## BEGIN Task inputs
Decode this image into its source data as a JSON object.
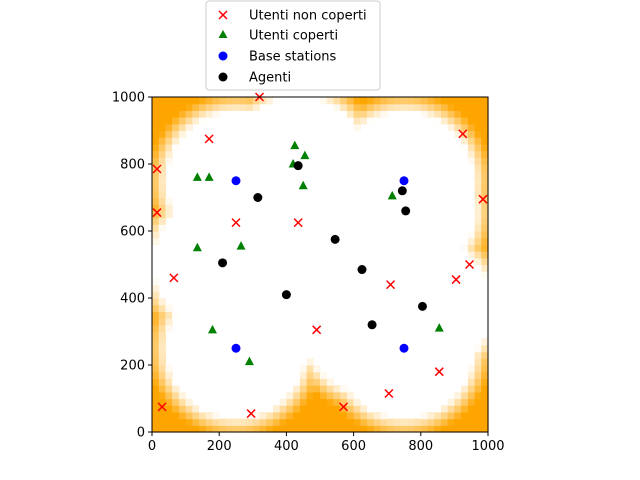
{
  "chart_data": {
    "type": "scatter",
    "title": "",
    "xlabel": "",
    "ylabel": "",
    "xlim": [
      0,
      1000
    ],
    "ylim": [
      0,
      1000
    ],
    "xticks": [
      0,
      200,
      400,
      600,
      800,
      1000
    ],
    "yticks": [
      0,
      200,
      400,
      600,
      800,
      1000
    ],
    "grid": false,
    "legend_position": "top-center",
    "background_heatmap": {
      "description_colors": {
        "uncovered": "#FFA500",
        "covered": "#FFFFFF"
      }
    },
    "series": [
      {
        "name": "Utenti non coperti",
        "marker": "x",
        "color": "#ff0000",
        "points": [
          [
            15,
            785
          ],
          [
            15,
            655
          ],
          [
            65,
            460
          ],
          [
            170,
            875
          ],
          [
            250,
            625
          ],
          [
            320,
            1000
          ],
          [
            435,
            625
          ],
          [
            490,
            305
          ],
          [
            570,
            75
          ],
          [
            705,
            115
          ],
          [
            710,
            440
          ],
          [
            855,
            180
          ],
          [
            905,
            455
          ],
          [
            925,
            890
          ],
          [
            945,
            500
          ],
          [
            985,
            695
          ],
          [
            30,
            75
          ],
          [
            295,
            55
          ]
        ]
      },
      {
        "name": "Utenti coperti",
        "marker": "triangle",
        "color": "#008000",
        "points": [
          [
            135,
            760
          ],
          [
            170,
            760
          ],
          [
            135,
            550
          ],
          [
            265,
            555
          ],
          [
            180,
            305
          ],
          [
            290,
            210
          ],
          [
            425,
            855
          ],
          [
            420,
            800
          ],
          [
            455,
            825
          ],
          [
            450,
            735
          ],
          [
            715,
            705
          ],
          [
            855,
            310
          ]
        ]
      },
      {
        "name": "Base stations",
        "marker": "circle",
        "color": "#0000ff",
        "points": [
          [
            250,
            750
          ],
          [
            750,
            750
          ],
          [
            250,
            250
          ],
          [
            750,
            250
          ]
        ]
      },
      {
        "name": "Agenti",
        "marker": "circle",
        "color": "#000000",
        "points": [
          [
            435,
            795
          ],
          [
            315,
            700
          ],
          [
            210,
            505
          ],
          [
            400,
            410
          ],
          [
            545,
            575
          ],
          [
            625,
            485
          ],
          [
            655,
            320
          ],
          [
            745,
            720
          ],
          [
            755,
            660
          ],
          [
            805,
            375
          ]
        ]
      }
    ]
  },
  "legend": {
    "items": [
      {
        "label": "Utenti non coperti"
      },
      {
        "label": "Utenti coperti"
      },
      {
        "label": "Base stations"
      },
      {
        "label": "Agenti"
      }
    ]
  }
}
## END Task inputs
### Request
Go through the material and copy out every line with "coperti" in it.

### Response below
        "name": "Utenti non coperti",
        "name": "Utenti coperti",
        "label": "Utenti non coperti"
        "label": "Utenti coperti"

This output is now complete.